Source extract:
....................
Netting & BMSB

Jun 9, 2023
Bug Barriers: Research studies netting effect on BMSB

Netting is being evaluated in apple orchards across the country. Sometimes it’s to protect the fruit from sunburn or hail, and sometimes it’s to improve thinning by keeping pollinators out. At North Carolina State University (NCSU), the focus is to exclude insect pests, and the target is the brown marmorated stink bug (BMSB).

“They fly fast, they can disperse widely, they drop to the ground when threatened — they have a lot of defenses. Developing a control is a very tough nut to crack,” said Jim Walgenbach, professor and Extension entomology specialist for fruits and vegetables in NCSU’s Department of Entomology and Plant Pathology.

brown marmorated stink bug
Brown marmorated stink bug populations often build in woodlots and other areas adjacent to the orchards before dispersing into the fruit trees.
....................
Data block:
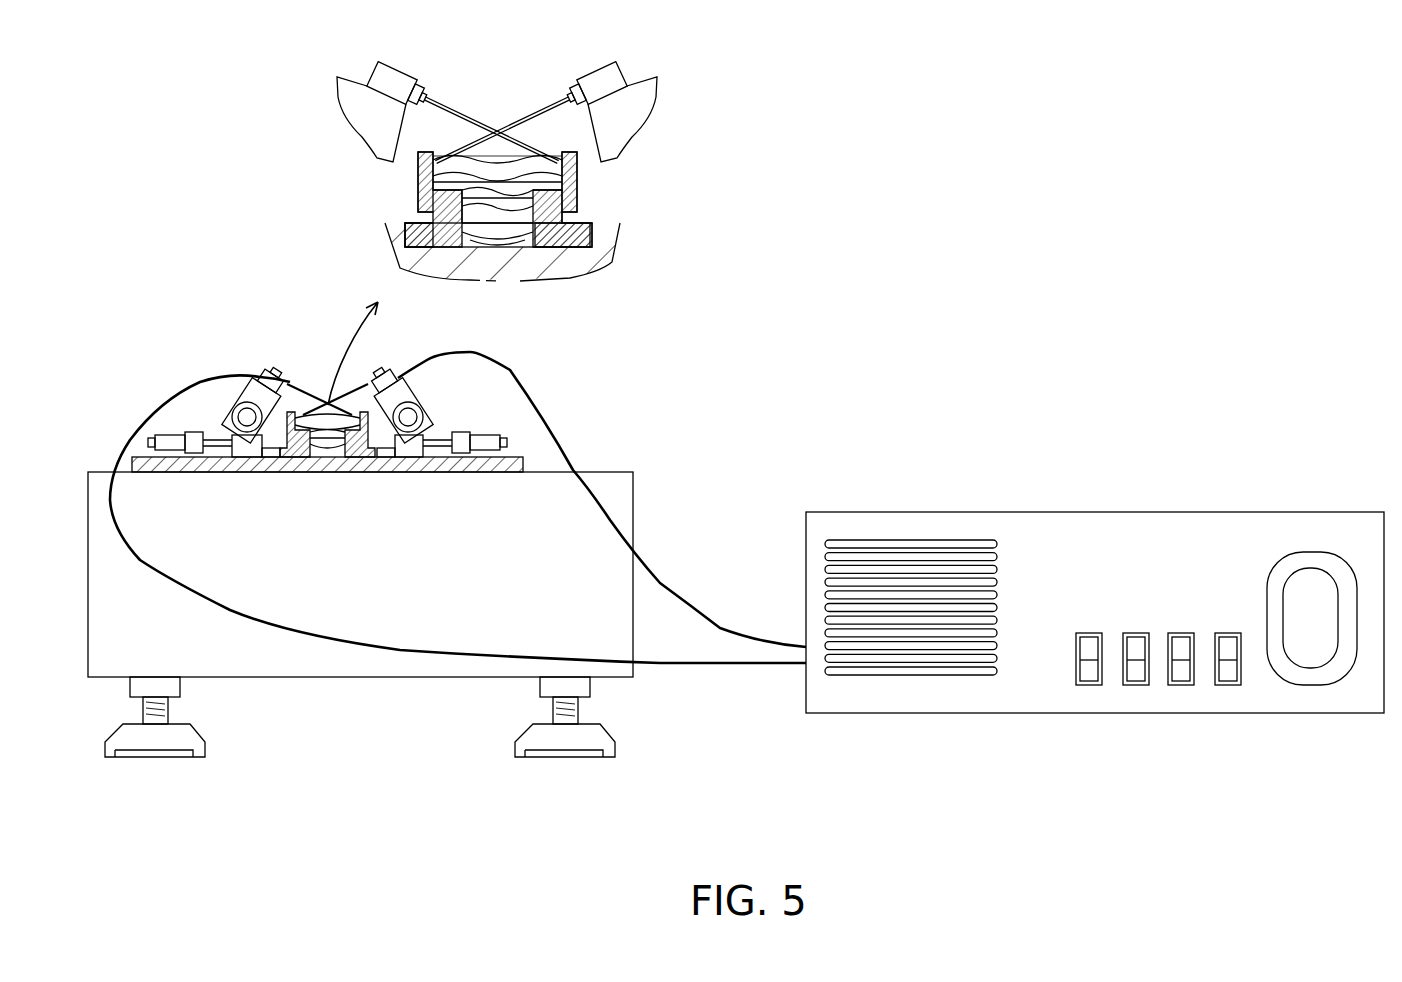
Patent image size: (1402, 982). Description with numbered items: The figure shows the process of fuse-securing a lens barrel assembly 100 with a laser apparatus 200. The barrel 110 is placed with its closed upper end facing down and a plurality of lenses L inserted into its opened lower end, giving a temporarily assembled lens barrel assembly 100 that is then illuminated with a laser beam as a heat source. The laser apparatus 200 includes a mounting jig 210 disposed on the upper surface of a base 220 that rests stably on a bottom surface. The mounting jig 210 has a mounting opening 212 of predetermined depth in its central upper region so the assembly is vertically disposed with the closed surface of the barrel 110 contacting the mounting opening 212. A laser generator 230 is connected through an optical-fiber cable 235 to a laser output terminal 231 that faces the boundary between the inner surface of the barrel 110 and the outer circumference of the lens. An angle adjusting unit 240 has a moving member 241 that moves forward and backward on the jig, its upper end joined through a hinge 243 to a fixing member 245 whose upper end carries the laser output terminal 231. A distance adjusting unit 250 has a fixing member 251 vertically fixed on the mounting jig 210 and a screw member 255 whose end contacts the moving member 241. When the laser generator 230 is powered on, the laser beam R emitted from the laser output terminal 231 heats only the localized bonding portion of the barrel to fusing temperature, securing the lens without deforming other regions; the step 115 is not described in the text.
....................
Jobs:
**1)** According to the netting article, what insect pest is the netting research at North Carolina State University aimed at?
**2)** From the netting article, return the passage that opens with "Netting is being" and closes with "the fruit trees.".

Answers for the tasks:
**1)** The brown marmorated stink bug (BMSB).

**2)**
Netting is being evaluated in apple orchards across the country. Sometimes it’s to protect the fruit from sunburn or hail, and sometimes it’s to improve thinning by keeping pollinators out. At North Carolina State University (NCSU), the focus is to exclude insect pests, and the target is the brown marmorated stink bug (BMSB).

“They fly fast, they can disperse widely, they drop to the ground when threatened — they have a lot of defenses. Developing a control is a very tough nut to crack,” said Jim Walgenbach, professor and Extension entomology specialist for fruits and vegetables in NCSU’s Department of Entomology and Plant Pathology.

brown marmorated stink bug
Brown marmorated stink bug populations often build in woodlots and other areas adjacent to the orchards before dispersing into the fruit trees.